## Directions:
Copy every record word for word.

_ _ _ _ _

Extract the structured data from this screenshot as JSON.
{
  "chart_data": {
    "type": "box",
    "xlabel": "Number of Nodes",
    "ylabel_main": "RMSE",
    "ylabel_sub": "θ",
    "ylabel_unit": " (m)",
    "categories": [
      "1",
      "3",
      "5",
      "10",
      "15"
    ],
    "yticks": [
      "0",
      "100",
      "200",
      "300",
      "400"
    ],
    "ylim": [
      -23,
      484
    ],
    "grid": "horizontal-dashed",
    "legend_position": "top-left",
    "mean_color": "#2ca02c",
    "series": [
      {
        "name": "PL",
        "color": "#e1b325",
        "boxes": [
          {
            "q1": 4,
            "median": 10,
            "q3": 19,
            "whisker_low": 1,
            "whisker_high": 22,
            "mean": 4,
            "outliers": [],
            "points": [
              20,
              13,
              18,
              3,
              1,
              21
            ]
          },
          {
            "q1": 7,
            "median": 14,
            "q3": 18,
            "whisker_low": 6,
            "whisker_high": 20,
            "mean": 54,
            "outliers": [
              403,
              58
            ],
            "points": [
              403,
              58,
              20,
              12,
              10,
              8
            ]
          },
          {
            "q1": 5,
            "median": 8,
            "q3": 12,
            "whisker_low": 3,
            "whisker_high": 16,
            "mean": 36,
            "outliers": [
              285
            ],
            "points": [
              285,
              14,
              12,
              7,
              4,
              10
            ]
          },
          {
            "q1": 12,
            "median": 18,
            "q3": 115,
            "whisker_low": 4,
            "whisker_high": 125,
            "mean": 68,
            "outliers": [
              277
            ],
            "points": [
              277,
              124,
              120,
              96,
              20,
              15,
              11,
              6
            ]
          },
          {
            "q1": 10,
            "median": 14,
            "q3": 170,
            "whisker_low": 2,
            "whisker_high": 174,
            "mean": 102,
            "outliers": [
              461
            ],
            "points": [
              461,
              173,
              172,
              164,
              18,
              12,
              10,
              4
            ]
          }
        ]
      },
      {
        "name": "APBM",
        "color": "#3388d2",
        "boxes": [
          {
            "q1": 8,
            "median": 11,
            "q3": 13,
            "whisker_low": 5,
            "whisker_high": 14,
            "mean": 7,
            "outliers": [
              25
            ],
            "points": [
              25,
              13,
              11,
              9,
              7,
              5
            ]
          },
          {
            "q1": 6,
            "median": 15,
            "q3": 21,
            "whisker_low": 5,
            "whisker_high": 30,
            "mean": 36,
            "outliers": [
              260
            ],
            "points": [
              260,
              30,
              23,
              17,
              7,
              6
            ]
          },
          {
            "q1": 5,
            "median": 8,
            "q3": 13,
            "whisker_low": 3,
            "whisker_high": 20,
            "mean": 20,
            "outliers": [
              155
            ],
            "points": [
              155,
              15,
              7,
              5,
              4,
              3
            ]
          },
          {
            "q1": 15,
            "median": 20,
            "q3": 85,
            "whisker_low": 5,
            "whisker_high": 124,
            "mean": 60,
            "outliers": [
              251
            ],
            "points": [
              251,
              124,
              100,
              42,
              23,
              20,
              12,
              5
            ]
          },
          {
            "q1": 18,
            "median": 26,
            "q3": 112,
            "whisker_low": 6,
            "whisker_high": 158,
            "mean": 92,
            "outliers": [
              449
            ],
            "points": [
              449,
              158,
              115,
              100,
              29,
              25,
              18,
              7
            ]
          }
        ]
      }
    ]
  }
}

_ _ _ _ _

## Reply:
Extract the structured data from this screenshot as JSON.
{
  "chart_data": {
    "type": "box",
    "xlabel": "Number of Nodes",
    "ylabel_main": "RMSE",
    "ylabel_sub": "θ",
    "ylabel_unit": " (m)",
    "categories": [
      "1",
      "3",
      "5",
      "10",
      "15"
    ],
    "yticks": [
      "0",
      "100",
      "200",
      "300",
      "400"
    ],
    "ylim": [
      -23,
      484
    ],
    "grid": "horizontal-dashed",
    "legend_position": "top-left",
    "mean_color": "#2ca02c",
    "series": [
      {
        "name": "PL",
        "color": "#e1b325",
        "boxes": [
          {
            "q1": 4,
            "median": 10,
            "q3": 19,
            "whisker_low": 1,
            "whisker_high": 22,
            "mean": 4,
            "outliers": [],
            "points": [
              20,
              13,
              18,
              3,
              1,
              21
            ]
          },
          {
            "q1": 7,
            "median": 14,
            "q3": 18,
            "whisker_low": 6,
            "whisker_high": 20,
            "mean": 54,
            "outliers": [
              403,
              58
            ],
            "points": [
              403,
              58,
              20,
              12,
              10,
              8
            ]
          },
          {
            "q1": 5,
            "median": 8,
            "q3": 12,
            "whisker_low": 3,
            "whisker_high": 16,
            "mean": 36,
            "outliers": [
              285
            ],
            "points": [
              285,
              14,
              12,
              7,
              4,
              10
            ]
          },
          {
            "q1": 12,
            "median": 18,
            "q3": 115,
            "whisker_low": 4,
            "whisker_high": 125,
            "mean": 68,
            "outliers": [
              277
            ],
            "points": [
              277,
              124,
              120,
              96,
              20,
              15,
              11,
              6
            ]
          },
          {
            "q1": 10,
            "median": 14,
            "q3": 170,
            "whisker_low": 2,
            "whisker_high": 174,
            "mean": 102,
            "outliers": [
              461
            ],
            "points": [
              461,
              173,
              172,
              164,
              18,
              12,
              10,
              4
            ]
          }
        ]
      },
      {
        "name": "APBM",
        "color": "#3388d2",
        "boxes": [
          {
            "q1": 8,
            "median": 11,
            "q3": 13,
            "whisker_low": 5,
            "whisker_high": 14,
            "mean": 7,
            "outliers": [
              25
            ],
            "points": [
              25,
              13,
              11,
              9,
              7,
              5
            ]
          },
          {
            "q1": 6,
            "median": 15,
            "q3": 21,
            "whisker_low": 5,
            "whisker_high": 30,
            "mean": 36,
            "outliers": [
              260
            ],
            "points": [
              260,
              30,
              23,
              17,
              7,
              6
            ]
          },
          {
            "q1": 5,
            "median": 8,
            "q3": 13,
            "whisker_low": 3,
            "whisker_high": 20,
            "mean": 20,
            "outliers": [
              155
            ],
            "points": [
              155,
              15,
              7,
              5,
              4,
              3
            ]
          },
          {
            "q1": 15,
            "median": 20,
            "q3": 85,
            "whisker_low": 5,
            "whisker_high": 124,
            "mean": 60,
            "outliers": [
              251
            ],
            "points": [
              251,
              124,
              100,
              42,
              23,
              20,
              12,
              5
            ]
          },
          {
            "q1": 18,
            "median": 26,
            "q3": 112,
            "whisker_low": 6,
            "whisker_high": 158,
            "mean": 92,
            "outliers": [
              449
            ],
            "points": [
              449,
              158,
              115,
              100,
              29,
              25,
              18,
              7
            ]
          }
        ]
      }
    ]
  }
}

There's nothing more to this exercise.